◆ **WHAT YOU SHOULD DO**
Could you copy every line from the material below in which "source" appears?

━━━━━━━━━━━━━━━━

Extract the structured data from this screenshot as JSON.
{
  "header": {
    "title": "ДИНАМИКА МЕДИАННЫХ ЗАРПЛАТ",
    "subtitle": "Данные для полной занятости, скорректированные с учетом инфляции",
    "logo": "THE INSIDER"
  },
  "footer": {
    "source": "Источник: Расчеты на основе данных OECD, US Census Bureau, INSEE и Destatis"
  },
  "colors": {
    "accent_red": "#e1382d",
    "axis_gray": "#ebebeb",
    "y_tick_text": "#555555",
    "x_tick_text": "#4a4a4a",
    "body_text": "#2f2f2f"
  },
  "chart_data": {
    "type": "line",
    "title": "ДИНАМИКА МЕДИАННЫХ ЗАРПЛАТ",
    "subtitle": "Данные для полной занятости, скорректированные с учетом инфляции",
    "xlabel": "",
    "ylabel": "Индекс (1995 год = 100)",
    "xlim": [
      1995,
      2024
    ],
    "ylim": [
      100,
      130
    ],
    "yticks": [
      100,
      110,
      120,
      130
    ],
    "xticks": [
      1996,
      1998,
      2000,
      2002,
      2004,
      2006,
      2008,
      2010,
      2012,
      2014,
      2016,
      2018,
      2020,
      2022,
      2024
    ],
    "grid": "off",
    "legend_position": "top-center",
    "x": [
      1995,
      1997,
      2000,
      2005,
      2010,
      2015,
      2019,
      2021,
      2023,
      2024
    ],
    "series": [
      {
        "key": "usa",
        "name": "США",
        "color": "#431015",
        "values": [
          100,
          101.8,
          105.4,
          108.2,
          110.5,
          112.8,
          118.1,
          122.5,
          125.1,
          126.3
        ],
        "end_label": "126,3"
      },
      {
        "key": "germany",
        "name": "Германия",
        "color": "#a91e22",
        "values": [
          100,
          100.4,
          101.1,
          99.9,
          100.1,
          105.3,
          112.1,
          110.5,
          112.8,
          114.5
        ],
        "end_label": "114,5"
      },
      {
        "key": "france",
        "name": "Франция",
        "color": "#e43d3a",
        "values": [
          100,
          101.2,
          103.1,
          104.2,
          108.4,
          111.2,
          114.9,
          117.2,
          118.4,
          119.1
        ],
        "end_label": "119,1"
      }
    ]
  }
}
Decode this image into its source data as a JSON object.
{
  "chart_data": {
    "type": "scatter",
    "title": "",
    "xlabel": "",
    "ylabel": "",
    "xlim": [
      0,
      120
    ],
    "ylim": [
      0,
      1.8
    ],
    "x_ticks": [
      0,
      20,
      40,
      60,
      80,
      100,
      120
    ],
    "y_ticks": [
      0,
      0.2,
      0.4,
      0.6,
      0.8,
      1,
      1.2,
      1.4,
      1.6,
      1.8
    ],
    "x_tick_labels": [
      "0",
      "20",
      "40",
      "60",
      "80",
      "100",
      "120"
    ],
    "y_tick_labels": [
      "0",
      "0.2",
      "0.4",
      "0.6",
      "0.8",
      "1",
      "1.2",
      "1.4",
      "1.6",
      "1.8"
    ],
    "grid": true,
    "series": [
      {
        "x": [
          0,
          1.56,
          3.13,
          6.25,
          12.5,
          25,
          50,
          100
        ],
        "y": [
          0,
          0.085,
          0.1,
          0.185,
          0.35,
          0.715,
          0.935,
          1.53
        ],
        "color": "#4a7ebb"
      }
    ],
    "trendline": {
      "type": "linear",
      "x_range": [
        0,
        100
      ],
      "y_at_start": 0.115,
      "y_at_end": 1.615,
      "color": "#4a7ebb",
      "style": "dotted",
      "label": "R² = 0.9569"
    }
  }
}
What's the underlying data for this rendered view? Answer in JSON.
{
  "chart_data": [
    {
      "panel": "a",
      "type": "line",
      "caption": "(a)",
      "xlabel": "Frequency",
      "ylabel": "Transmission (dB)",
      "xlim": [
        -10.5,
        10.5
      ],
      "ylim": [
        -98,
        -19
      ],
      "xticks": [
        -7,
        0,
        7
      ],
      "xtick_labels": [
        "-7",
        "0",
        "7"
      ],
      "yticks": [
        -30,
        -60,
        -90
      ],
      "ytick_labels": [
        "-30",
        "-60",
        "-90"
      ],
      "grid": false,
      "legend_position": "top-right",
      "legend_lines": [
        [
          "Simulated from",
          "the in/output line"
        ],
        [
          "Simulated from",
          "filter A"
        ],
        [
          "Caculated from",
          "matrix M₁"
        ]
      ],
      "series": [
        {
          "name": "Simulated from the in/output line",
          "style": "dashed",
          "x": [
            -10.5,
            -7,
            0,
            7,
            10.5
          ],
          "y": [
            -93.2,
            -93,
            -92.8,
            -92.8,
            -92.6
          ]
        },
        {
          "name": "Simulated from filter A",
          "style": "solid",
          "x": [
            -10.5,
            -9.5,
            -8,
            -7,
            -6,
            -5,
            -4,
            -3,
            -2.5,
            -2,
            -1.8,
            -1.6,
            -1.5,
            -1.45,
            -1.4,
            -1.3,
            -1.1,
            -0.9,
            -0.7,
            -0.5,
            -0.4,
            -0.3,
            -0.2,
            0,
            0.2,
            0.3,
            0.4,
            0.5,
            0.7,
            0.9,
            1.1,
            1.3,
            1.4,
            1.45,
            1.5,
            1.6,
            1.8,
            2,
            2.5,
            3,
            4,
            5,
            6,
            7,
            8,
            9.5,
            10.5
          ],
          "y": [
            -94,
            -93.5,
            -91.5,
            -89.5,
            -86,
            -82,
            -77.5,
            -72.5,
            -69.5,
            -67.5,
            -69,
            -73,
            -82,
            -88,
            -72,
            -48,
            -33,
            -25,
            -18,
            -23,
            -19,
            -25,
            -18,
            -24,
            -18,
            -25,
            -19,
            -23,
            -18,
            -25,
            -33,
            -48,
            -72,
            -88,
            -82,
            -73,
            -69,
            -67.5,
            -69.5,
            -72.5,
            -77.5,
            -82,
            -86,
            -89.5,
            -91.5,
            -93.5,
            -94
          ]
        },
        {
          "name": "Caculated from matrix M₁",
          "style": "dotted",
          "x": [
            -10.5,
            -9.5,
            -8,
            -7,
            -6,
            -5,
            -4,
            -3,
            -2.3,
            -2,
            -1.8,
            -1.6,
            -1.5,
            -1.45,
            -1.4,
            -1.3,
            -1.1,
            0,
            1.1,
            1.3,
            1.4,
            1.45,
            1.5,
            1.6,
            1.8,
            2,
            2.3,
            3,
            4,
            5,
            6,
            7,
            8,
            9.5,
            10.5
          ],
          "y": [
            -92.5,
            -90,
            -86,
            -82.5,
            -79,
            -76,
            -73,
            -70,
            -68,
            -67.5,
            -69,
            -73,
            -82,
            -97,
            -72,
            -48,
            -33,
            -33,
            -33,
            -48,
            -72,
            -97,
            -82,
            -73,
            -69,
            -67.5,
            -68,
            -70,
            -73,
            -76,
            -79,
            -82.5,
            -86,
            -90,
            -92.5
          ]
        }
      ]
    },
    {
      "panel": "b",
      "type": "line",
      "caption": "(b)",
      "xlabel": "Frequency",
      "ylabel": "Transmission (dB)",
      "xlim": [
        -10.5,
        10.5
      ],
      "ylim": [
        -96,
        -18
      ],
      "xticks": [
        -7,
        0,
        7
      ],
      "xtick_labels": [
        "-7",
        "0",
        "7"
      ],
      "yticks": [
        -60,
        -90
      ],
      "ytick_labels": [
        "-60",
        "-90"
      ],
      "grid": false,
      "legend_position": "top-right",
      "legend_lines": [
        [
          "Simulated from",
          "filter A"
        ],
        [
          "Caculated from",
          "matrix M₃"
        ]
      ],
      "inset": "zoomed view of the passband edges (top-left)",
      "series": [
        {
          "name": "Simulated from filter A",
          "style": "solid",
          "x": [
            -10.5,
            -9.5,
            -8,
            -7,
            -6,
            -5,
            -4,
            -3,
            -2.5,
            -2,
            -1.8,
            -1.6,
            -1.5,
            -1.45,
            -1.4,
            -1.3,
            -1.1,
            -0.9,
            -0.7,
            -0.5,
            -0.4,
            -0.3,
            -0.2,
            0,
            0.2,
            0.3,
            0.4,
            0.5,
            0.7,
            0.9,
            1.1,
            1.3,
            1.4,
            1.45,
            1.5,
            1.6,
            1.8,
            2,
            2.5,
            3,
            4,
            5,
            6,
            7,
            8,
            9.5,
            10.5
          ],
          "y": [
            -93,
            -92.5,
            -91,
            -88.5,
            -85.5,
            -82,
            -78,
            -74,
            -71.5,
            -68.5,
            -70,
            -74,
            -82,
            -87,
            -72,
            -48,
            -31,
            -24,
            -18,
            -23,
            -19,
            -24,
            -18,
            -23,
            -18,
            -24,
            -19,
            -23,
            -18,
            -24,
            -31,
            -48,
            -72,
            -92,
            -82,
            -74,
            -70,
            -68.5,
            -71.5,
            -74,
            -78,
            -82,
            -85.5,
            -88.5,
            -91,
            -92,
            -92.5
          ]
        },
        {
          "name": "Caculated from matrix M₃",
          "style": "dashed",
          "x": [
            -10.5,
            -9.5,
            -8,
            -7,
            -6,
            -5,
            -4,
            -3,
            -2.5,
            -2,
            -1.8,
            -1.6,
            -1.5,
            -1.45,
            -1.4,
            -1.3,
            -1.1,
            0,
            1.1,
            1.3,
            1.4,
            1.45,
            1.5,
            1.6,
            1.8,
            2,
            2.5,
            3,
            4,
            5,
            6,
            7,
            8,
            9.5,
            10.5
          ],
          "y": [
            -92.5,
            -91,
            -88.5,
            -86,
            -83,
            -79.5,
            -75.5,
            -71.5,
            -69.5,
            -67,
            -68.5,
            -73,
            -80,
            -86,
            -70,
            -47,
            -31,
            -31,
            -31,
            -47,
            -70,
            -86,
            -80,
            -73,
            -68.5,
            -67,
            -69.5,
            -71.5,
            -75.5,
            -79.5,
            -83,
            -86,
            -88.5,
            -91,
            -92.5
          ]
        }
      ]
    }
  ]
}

━━━━━━━━━━━━━━━━

◆ **REPLY TO THE TASK**
    "source": "Источник: Расчеты на основе данных OECD, US Census Bureau, INSEE и Destatis"
Decode this image into its source data as a JSON object.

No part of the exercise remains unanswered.